Source records:
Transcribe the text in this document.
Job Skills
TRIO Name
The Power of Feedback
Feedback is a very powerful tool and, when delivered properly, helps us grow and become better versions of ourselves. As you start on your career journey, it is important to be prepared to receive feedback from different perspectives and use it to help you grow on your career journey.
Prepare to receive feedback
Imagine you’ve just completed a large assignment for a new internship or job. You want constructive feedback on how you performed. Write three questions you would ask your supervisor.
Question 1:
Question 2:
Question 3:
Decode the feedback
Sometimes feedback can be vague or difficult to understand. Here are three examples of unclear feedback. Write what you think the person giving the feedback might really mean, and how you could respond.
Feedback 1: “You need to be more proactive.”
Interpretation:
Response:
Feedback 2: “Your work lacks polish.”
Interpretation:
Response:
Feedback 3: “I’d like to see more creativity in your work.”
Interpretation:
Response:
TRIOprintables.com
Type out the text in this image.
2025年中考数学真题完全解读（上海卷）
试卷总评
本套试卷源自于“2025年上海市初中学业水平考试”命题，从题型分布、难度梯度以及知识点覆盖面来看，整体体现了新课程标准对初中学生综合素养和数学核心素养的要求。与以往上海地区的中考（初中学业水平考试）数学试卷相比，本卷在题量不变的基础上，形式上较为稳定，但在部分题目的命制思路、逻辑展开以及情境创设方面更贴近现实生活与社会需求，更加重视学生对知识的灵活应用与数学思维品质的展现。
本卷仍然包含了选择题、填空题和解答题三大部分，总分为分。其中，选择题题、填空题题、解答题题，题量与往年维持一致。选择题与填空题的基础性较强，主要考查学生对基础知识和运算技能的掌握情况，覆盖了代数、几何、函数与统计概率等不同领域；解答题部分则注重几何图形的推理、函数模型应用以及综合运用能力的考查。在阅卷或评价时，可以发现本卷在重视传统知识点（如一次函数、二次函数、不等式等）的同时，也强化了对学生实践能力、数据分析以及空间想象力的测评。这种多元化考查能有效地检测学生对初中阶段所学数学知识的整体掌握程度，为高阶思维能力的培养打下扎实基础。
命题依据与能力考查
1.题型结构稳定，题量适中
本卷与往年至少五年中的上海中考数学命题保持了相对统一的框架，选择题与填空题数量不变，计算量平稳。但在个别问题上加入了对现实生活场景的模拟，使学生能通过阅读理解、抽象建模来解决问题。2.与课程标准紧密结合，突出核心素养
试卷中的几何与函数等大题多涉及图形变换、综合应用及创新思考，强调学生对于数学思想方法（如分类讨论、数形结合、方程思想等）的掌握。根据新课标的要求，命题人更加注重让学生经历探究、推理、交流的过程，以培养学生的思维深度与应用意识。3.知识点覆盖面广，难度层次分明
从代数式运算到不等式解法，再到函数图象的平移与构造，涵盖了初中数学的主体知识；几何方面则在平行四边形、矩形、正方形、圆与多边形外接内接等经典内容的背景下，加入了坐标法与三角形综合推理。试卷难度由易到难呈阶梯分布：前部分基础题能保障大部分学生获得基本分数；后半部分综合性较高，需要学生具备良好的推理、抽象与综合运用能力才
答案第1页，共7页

• [WHAT TO PRODUCE]
Extract each line from the entries above that contains the string "this".

• [THE RESULT]
Transcribe the text in this document.
Type out the text in this image.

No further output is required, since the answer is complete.